▶ [Task]: Your answer should be one number: how many lines of the data include the string "Engine"?

▶ [Supplied records]:
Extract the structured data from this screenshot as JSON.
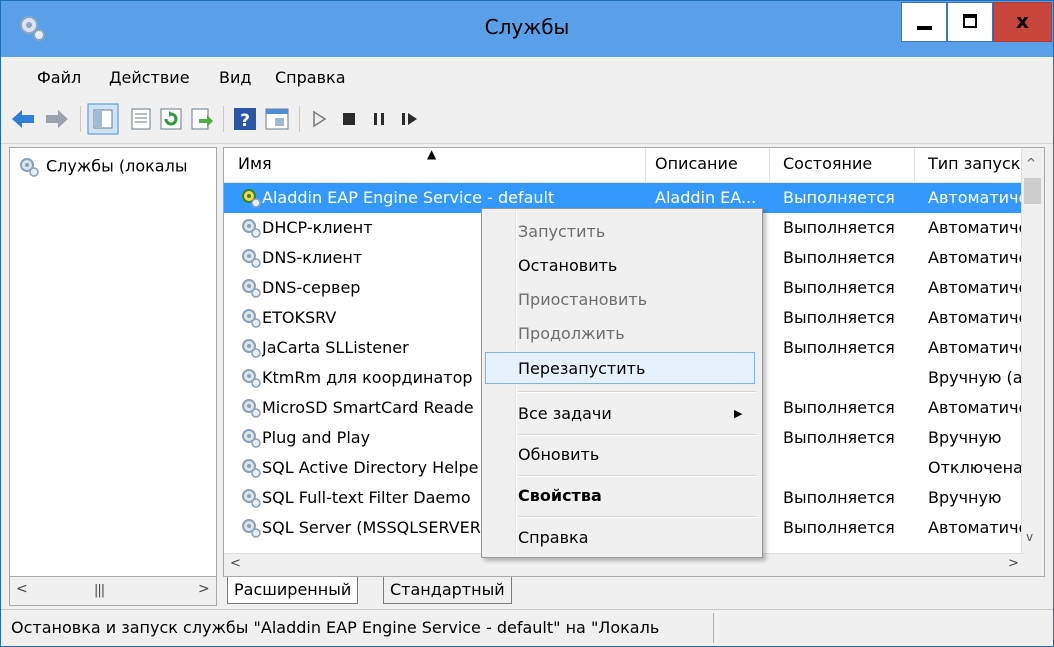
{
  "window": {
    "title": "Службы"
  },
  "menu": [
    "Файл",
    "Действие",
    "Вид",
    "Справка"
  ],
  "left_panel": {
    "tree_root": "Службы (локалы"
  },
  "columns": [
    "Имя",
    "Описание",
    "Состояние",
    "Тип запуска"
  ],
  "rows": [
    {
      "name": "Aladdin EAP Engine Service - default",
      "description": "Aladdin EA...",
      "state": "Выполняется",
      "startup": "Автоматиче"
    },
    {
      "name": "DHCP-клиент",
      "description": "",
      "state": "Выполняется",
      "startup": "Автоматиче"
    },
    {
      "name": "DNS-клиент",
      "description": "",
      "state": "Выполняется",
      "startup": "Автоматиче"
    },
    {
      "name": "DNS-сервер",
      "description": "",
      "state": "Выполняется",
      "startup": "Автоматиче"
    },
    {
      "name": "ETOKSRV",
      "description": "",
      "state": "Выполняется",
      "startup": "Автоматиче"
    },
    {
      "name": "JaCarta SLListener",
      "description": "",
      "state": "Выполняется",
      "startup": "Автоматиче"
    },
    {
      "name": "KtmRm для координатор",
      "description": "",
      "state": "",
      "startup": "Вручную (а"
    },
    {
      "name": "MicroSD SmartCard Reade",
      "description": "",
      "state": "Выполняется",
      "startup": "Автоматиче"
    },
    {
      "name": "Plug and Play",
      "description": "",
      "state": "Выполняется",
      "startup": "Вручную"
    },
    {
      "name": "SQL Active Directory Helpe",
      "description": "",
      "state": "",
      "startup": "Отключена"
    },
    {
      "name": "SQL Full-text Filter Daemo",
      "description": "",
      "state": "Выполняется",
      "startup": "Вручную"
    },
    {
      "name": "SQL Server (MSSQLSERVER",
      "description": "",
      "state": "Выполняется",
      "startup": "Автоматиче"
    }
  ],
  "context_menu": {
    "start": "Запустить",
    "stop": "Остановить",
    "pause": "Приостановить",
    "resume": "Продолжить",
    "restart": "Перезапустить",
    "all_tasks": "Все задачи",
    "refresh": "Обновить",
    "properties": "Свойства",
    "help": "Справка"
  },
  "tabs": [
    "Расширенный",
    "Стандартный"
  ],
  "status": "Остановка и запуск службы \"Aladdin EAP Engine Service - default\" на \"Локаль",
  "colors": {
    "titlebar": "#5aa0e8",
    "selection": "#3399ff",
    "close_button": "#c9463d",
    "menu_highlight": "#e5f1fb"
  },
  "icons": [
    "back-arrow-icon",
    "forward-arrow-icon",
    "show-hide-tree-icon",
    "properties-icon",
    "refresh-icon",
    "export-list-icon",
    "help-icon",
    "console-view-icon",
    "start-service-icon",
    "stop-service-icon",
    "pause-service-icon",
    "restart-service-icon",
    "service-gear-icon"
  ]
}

▶ [Problem solution]: 2